[Start MATERIAL FOR THIS EXERCISE]

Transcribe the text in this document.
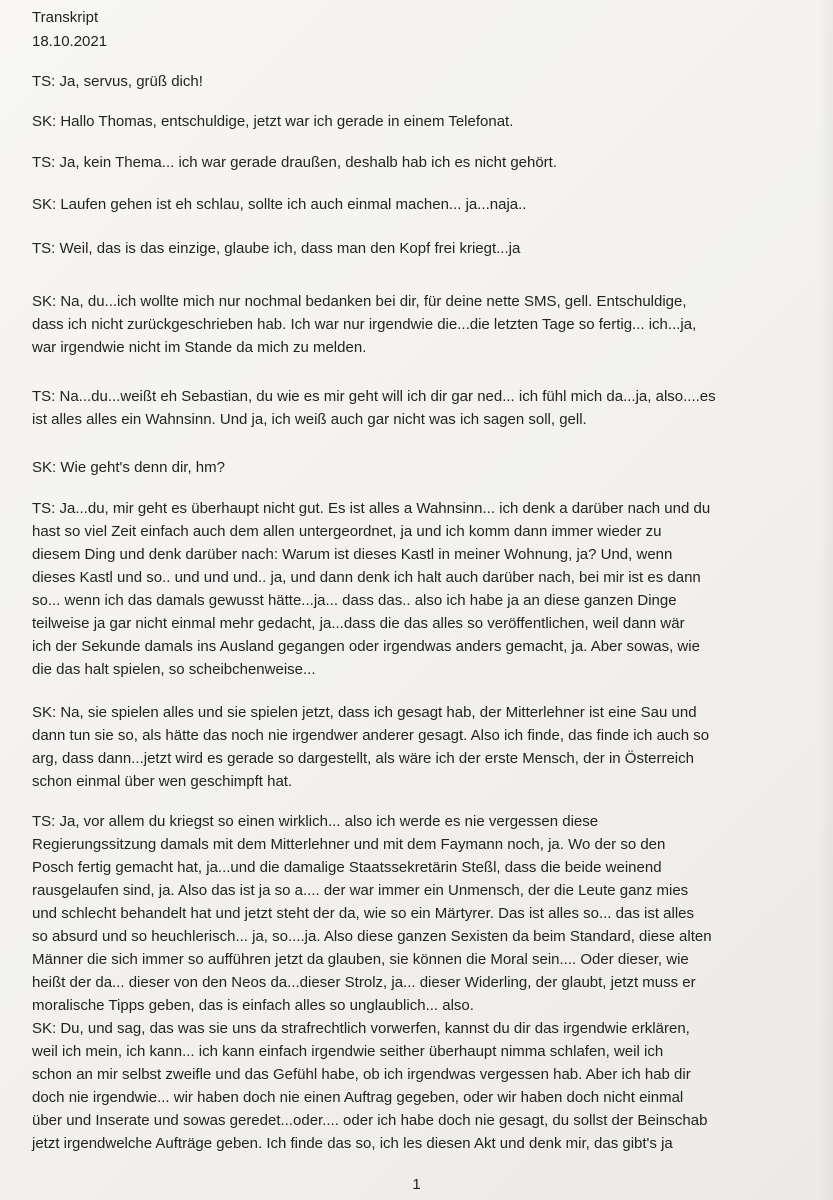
Transkript
18.10.2021
TS: Ja, servus, grüß dich!
SK: Hallo Thomas, entschuldige, jetzt war ich gerade in einem Telefonat.
TS: Ja, kein Thema... ich war gerade draußen, deshalb hab ich es nicht gehört.
SK: Laufen gehen ist eh schlau, sollte ich auch einmal machen... ja...naja..
TS: Weil, das is das einzige, glaube ich, dass man den Kopf frei kriegt...ja
SK: Na, du...ich wollte mich nur nochmal bedanken bei dir, für deine nette SMS, gell. Entschuldige,
dass ich nicht zurückgeschrieben hab. Ich war nur irgendwie die...die letzten Tage so fertig... ich...ja,
war irgendwie nicht im Stande da mich zu melden.
TS: Na...du...weißt eh Sebastian, du wie es mir geht will ich dir gar ned... ich fühl mich da...ja, also....es
ist alles alles ein Wahnsinn. Und ja, ich weiß auch gar nicht was ich sagen soll, gell.
SK: Wie geht's denn dir, hm?
TS: Ja...du, mir geht es überhaupt nicht gut. Es ist alles a Wahnsinn... ich denk a darüber nach und du
hast so viel Zeit einfach auch dem allen untergeordnet, ja und ich komm dann immer wieder zu
diesem Ding und denk darüber nach: Warum ist dieses Kastl in meiner Wohnung, ja? Und, wenn
dieses Kastl und so.. und und und.. ja, und dann denk ich halt auch darüber nach, bei mir ist es dann
so... wenn ich das damals gewusst hätte...ja... dass das.. also ich habe ja an diese ganzen Dinge
teilweise ja gar nicht einmal mehr gedacht, ja...dass die das alles so veröffentlichen, weil dann wär
ich der Sekunde damals ins Ausland gegangen oder irgendwas anders gemacht, ja. Aber sowas, wie
die das halt spielen, so scheibchenweise...
SK: Na, sie spielen alles und sie spielen jetzt, dass ich gesagt hab, der Mitterlehner ist eine Sau und
dann tun sie so, als hätte das noch nie irgendwer anderer gesagt. Also ich finde, das finde ich auch so
arg, dass dann...jetzt wird es gerade so dargestellt, als wäre ich der erste Mensch, der in Österreich
schon einmal über wen geschimpft hat.
TS: Ja, vor allem du kriegst so einen wirklich... also ich werde es nie vergessen diese
Regierungssitzung damals mit dem Mitterlehner und mit dem Faymann noch, ja. Wo der so den
Posch fertig gemacht hat, ja...und die damalige Staatssekretärin Steßl, dass die beide weinend
rausgelaufen sind, ja. Also das ist ja so a.... der war immer ein Unmensch, der die Leute ganz mies
und schlecht behandelt hat und jetzt steht der da, wie so ein Märtyrer. Das ist alles so... das ist alles
so absurd und so heuchlerisch... ja, so....ja. Also diese ganzen Sexisten da beim Standard, diese alten
Männer die sich immer so aufführen jetzt da glauben, sie können die Moral sein.... Oder dieser, wie
heißt der da... dieser von den Neos da...dieser Strolz, ja... dieser Widerling, der glaubt, jetzt muss er
moralische Tipps geben, das is einfach alles so unglaublich... also.
SK: Du, und sag, das was sie uns da strafrechtlich vorwerfen, kannst du dir das irgendwie erklären,
weil ich mein, ich kann... ich kann einfach irgendwie seither überhaupt nimma schlafen, weil ich
schon an mir selbst zweifle und das Gefühl habe, ob ich irgendwas vergessen hab. Aber ich hab dir
doch nie irgendwie... wir haben doch nie einen Auftrag gegeben, oder wir haben doch nicht einmal
über und Inserate und sowas geredet...oder.... oder ich habe doch nie gesagt, du sollst der Beinschab
jetzt irgendwelche Aufträge geben. Ich finde das so, ich les diesen Akt und denk mir, das gibt's ja
1
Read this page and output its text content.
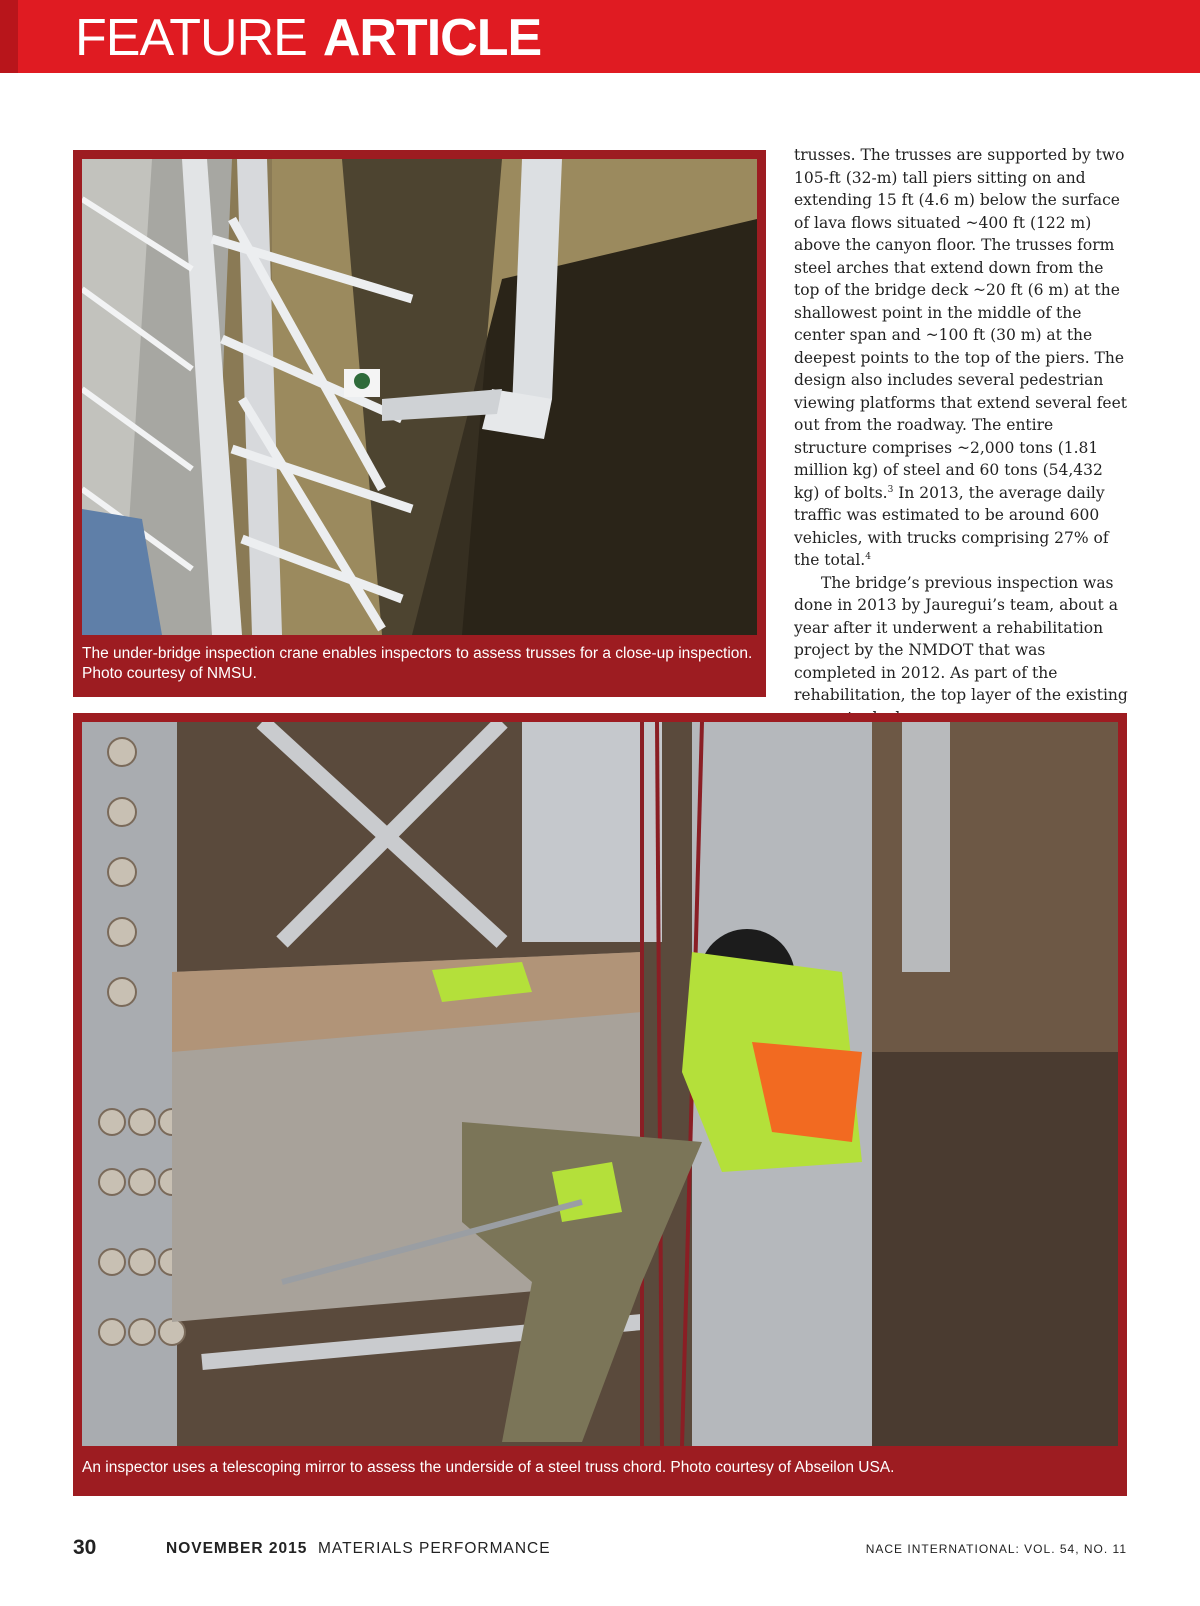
FEATURE ARTICLE
The under-bridge inspection crane enables inspectors to assess trusses for a close-up inspection. Photo courtesy of NMSU.

trusses. The trusses are supported by two 105-ft (32-m) tall piers sitting on and extending 15 ft (4.6 m) below the surface of lava flows situated ~400 ft (122 m) above the canyon floor. The trusses form steel arches that extend down from the top of the bridge deck ~20 ft (6 m) at the shallowest point in the middle of the center span and ~100 ft (30 m) at the deepest points to the top of the piers. The design also includes several pedestrian viewing platforms that extend several feet out from the roadway. The entire structure comprises ~2,000 tons (1.81 million kg) of steel and 60 tons (54,432 kg) of bolts.$^3$ In 2013, the average daily traffic was estimated to be around 600 vehicles, with trucks comprising 27% of the total.$^4$

The bridge’s previous inspection was done in 2013 by Jauregui’s team, about a year after it underwent a rehabilitation project by the NMDOT that was completed in 2012. As part of the rehabilitation, the top layer of the existing

An inspector uses a telescoping mirror to assess the underside of a steel truss chord. Photo courtesy of Abseilon USA.
30	NOVEMBER 2015 MATERIALS PERFORMANCE	NACE INTERNATIONAL: VOL. 54, NO. 11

[End MATERIAL FOR THIS EXERCISE]

● EXERCISE AIM
Copy out all lines from the material above that contain the string "dieses".

● REPLY TO THE EXERCISE
diesem Ding und denk darüber nach: Warum ist dieses Kastl in meiner Wohnung, ja? Und, wenn
dieses Kastl und so.. und und und.. ja, und dann denk ich halt auch darüber nach, bei mir ist es dann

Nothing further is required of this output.